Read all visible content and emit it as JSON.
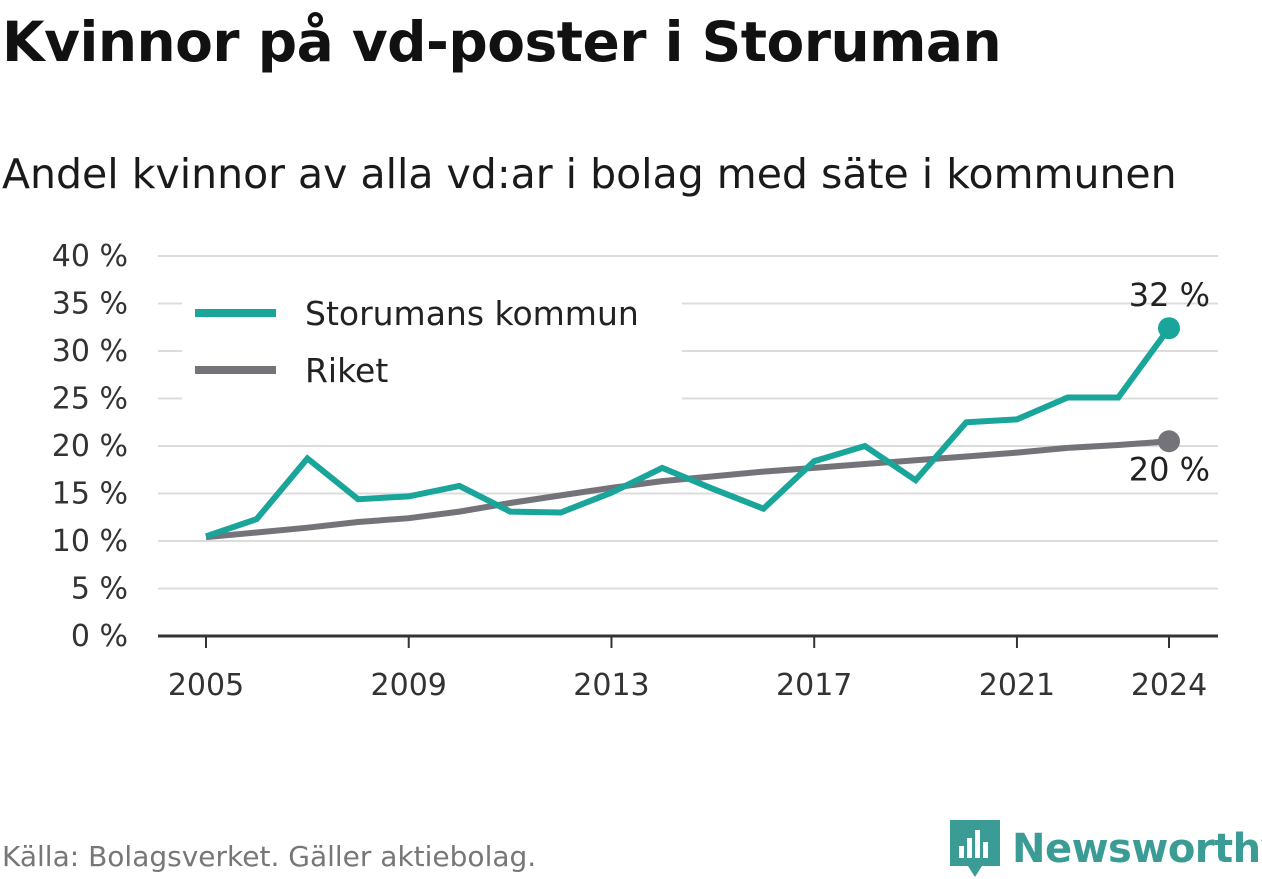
{
  "header": {
    "title": "Kvinnor på vd-poster i Storuman",
    "subtitle": "Andel kvinnor av alla vd:ar i bolag med säte i kommunen"
  },
  "footer": {
    "source": "Källa: Bolagsverket. Gäller aktiebolag.",
    "brand": "Newsworthy",
    "brand_icon": "newsworthy-logo-icon"
  },
  "colors": {
    "series_local": "#1aa59a",
    "series_national": "#747379",
    "grid": "#dcdcdc",
    "axis": "#333333",
    "brand": "#3b9c96"
  },
  "chart_data": {
    "type": "line",
    "title": "Kvinnor på vd-poster i Storuman",
    "subtitle": "Andel kvinnor av alla vd:ar i bolag med säte i kommunen",
    "xlabel": "",
    "ylabel": "",
    "x": [
      2005,
      2006,
      2007,
      2008,
      2009,
      2010,
      2011,
      2012,
      2013,
      2014,
      2015,
      2016,
      2017,
      2018,
      2019,
      2020,
      2021,
      2022,
      2023,
      2024
    ],
    "x_ticks": [
      "2005",
      "2009",
      "2013",
      "2017",
      "2021",
      "2024"
    ],
    "y_ticks": [
      "0 %",
      "5 %",
      "10 %",
      "15 %",
      "20 %",
      "25 %",
      "30 %",
      "35 %",
      "40 %"
    ],
    "ylim": [
      0,
      40
    ],
    "xlim": [
      2004,
      2025
    ],
    "grid": true,
    "legend_position": "top-left",
    "series": [
      {
        "name": "Storumans kommun",
        "color": "#1aa59a",
        "values": [
          10.5,
          12.3,
          18.7,
          14.4,
          14.7,
          15.8,
          13.1,
          13.0,
          15.1,
          17.7,
          15.5,
          13.4,
          18.4,
          20.0,
          16.4,
          22.5,
          22.8,
          25.1,
          25.1,
          32.4
        ],
        "end_label": "32 %"
      },
      {
        "name": "Riket",
        "color": "#747379",
        "values": [
          10.4,
          10.9,
          11.4,
          12.0,
          12.4,
          13.1,
          14.0,
          14.8,
          15.6,
          16.3,
          16.8,
          17.3,
          17.7,
          18.1,
          18.5,
          18.9,
          19.3,
          19.8,
          20.1,
          20.5
        ],
        "end_label": "20 %"
      }
    ]
  }
}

* Goal of the exercise:
Read the data above and pull out each line that holds the string "säte".

* Task output:
    "subtitle": "Andel kvinnor av alla vd:ar i bolag med säte i kommunen"
    "subtitle": "Andel kvinnor av alla vd:ar i bolag med säte i kommunen",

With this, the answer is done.